What is required »
Filter these entries, keeping only lines that hold the word "Doppelstränge".

-- Start Supplied entries --

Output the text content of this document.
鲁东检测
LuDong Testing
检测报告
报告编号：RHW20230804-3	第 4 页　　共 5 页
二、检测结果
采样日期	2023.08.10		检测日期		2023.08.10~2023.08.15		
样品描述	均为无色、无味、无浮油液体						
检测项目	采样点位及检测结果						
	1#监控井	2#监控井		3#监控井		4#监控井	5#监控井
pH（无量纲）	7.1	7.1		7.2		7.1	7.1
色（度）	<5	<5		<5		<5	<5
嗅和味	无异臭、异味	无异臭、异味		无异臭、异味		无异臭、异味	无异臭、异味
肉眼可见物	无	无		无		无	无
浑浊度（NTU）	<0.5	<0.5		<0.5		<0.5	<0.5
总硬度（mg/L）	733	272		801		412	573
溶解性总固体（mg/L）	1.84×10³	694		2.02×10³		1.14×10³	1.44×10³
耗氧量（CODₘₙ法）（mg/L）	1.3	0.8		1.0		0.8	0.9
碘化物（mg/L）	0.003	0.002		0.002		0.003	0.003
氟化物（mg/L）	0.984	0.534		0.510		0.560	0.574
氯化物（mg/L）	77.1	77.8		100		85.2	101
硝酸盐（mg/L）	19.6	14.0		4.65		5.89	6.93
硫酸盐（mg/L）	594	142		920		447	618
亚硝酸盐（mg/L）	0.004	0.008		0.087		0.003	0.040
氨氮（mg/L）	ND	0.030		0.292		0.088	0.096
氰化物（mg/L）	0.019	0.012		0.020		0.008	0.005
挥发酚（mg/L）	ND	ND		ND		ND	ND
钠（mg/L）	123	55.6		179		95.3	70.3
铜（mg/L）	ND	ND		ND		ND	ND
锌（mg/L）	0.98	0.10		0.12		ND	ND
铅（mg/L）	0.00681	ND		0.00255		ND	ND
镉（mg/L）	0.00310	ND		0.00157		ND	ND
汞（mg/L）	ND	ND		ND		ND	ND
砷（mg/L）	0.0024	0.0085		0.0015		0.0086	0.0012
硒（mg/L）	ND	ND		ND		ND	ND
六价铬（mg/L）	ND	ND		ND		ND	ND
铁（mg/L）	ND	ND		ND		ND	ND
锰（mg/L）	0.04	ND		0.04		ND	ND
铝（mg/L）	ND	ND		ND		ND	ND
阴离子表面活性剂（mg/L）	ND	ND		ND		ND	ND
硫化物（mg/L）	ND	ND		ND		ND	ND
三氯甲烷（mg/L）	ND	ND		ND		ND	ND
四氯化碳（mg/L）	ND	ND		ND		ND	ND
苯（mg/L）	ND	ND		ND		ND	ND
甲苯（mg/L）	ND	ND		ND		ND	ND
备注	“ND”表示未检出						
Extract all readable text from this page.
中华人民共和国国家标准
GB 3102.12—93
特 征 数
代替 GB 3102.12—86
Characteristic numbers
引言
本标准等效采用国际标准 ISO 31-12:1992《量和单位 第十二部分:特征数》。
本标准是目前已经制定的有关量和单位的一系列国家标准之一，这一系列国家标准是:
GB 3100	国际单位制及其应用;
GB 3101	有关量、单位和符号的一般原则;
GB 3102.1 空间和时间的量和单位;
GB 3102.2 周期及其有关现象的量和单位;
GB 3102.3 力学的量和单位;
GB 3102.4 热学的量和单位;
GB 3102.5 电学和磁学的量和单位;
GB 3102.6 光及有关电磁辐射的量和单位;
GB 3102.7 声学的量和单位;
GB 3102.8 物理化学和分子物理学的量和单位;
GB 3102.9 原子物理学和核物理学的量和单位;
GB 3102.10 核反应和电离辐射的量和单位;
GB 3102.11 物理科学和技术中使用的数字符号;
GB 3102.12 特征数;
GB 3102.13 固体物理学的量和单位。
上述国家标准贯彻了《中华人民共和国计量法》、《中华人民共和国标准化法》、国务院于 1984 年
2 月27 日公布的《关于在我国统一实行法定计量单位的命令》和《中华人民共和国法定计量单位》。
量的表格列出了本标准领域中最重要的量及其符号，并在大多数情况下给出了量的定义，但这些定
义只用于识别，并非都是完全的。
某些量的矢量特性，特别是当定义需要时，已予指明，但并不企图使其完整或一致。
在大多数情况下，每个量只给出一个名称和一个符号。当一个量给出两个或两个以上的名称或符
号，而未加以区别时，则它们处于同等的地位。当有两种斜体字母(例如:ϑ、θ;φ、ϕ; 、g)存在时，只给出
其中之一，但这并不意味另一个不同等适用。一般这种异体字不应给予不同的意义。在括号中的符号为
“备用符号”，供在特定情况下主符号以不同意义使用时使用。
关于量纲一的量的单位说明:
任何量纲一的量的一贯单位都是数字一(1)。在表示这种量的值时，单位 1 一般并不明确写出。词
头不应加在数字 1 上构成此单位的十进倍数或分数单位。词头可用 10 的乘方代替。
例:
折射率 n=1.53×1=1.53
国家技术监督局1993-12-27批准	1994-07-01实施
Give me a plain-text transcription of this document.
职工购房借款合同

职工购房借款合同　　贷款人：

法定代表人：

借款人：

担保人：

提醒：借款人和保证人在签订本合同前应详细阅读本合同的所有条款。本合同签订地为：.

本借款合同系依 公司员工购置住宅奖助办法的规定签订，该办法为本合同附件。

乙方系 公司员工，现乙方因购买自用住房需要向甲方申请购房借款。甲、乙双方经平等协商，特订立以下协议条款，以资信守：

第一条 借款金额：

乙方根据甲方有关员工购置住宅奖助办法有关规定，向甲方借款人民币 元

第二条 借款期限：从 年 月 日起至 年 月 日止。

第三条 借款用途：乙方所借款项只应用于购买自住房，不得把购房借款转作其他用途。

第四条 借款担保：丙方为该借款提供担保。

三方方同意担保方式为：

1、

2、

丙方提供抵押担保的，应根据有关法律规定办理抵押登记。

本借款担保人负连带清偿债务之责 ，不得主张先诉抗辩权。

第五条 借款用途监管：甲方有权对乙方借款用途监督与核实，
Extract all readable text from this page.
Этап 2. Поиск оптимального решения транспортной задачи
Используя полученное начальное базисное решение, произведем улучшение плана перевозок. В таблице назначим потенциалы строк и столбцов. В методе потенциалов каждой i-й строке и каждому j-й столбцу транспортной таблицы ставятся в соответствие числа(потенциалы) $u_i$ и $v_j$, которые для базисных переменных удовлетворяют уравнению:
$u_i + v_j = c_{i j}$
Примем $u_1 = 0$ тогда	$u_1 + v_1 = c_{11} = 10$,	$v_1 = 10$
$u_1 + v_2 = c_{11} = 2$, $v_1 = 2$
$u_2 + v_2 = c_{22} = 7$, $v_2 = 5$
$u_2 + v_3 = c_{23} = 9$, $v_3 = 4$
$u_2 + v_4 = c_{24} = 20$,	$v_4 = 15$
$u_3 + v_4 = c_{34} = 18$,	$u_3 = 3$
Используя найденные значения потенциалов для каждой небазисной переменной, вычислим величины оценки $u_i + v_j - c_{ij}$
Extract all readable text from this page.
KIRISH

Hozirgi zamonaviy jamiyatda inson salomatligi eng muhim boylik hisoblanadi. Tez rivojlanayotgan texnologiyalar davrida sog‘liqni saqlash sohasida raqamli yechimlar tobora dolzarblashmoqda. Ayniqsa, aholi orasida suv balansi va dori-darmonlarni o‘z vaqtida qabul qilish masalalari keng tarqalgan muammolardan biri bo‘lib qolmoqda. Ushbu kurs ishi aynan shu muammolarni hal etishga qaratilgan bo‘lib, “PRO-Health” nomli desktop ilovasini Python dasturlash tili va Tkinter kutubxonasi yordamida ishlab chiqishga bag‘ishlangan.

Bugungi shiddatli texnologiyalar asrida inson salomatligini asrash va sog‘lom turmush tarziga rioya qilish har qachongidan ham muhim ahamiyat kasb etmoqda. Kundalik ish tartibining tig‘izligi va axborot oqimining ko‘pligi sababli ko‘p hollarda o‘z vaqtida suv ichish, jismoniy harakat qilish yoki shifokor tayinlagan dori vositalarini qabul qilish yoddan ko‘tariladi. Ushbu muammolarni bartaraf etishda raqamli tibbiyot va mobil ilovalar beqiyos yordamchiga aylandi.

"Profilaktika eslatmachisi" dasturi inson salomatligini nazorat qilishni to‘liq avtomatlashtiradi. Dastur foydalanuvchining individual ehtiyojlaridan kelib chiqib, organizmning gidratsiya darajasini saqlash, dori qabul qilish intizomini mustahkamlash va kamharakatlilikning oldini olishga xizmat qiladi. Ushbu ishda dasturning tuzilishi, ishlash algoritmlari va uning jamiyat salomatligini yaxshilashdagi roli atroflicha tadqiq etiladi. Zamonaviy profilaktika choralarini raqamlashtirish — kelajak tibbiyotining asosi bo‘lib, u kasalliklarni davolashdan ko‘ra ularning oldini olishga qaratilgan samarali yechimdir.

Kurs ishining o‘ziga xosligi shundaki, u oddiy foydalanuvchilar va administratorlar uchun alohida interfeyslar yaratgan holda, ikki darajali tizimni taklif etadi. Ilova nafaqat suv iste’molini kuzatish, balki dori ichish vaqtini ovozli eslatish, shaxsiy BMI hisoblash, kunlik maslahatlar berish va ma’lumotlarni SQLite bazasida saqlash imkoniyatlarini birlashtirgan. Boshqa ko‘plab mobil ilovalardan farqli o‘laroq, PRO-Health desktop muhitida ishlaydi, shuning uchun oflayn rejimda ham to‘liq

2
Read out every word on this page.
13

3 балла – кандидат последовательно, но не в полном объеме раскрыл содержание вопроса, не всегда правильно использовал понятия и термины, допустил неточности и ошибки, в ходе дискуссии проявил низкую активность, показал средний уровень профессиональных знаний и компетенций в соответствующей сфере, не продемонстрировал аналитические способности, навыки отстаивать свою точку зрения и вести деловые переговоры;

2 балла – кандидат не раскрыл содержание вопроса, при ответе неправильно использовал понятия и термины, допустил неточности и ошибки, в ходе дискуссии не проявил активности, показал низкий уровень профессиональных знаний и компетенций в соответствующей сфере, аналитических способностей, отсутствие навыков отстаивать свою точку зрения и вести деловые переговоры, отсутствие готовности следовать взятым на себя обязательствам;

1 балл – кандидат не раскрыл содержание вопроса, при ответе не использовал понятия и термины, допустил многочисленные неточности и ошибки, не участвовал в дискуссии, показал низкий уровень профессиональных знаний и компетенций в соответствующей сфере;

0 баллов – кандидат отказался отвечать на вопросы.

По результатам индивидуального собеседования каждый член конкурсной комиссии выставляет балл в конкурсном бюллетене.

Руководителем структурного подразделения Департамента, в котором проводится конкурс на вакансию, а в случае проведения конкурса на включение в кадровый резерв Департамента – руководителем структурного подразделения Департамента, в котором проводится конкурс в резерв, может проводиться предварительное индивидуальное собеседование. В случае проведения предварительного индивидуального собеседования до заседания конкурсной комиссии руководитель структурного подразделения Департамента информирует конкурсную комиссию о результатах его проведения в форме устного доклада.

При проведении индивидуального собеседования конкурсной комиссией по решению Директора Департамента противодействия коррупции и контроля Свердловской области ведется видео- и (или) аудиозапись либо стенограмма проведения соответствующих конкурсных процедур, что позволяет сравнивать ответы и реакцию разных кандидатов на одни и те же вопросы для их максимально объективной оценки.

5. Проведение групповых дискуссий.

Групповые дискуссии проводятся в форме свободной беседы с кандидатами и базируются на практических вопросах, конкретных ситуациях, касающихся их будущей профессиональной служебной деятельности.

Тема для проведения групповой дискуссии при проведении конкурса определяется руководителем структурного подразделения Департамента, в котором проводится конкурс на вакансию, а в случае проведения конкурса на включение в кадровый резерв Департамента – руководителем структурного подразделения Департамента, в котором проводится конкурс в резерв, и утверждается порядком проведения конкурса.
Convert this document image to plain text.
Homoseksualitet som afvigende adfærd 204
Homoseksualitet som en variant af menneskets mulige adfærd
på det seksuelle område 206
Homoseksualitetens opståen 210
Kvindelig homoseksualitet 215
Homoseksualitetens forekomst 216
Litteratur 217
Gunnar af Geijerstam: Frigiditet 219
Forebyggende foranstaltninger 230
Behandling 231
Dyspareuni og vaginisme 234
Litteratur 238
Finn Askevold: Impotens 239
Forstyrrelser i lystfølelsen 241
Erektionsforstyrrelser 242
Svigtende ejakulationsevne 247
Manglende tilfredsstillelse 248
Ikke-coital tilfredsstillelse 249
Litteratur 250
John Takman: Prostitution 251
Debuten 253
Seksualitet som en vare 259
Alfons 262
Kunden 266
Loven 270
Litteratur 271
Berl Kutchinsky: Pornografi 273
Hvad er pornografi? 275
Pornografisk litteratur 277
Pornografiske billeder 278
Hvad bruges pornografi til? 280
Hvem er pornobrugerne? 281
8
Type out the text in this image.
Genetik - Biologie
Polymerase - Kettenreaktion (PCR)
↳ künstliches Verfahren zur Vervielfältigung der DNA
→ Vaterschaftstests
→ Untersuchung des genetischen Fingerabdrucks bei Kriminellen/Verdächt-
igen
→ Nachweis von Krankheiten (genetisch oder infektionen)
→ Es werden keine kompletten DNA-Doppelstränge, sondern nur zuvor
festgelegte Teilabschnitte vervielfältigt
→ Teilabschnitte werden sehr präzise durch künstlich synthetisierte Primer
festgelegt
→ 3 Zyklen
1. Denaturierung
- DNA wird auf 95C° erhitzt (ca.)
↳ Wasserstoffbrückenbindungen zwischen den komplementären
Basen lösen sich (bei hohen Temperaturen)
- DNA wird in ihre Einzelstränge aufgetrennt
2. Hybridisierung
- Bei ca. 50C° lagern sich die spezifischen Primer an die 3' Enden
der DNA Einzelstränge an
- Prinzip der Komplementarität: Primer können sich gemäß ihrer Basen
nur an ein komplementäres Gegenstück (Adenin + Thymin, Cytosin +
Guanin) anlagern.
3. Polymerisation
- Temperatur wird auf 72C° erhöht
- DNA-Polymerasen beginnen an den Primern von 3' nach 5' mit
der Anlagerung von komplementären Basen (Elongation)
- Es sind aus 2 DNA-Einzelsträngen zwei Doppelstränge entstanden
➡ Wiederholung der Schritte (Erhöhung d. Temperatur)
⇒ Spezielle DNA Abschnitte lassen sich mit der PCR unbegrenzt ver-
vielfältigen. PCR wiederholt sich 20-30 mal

-- End Supplied entries --

Exercise solution »
→ Es werden keine kompletten DNA-Doppelstränge, sondern nur zuvor
- Es sind aus 2 DNA-Einzelsträngen zwei Doppelstränge entstanden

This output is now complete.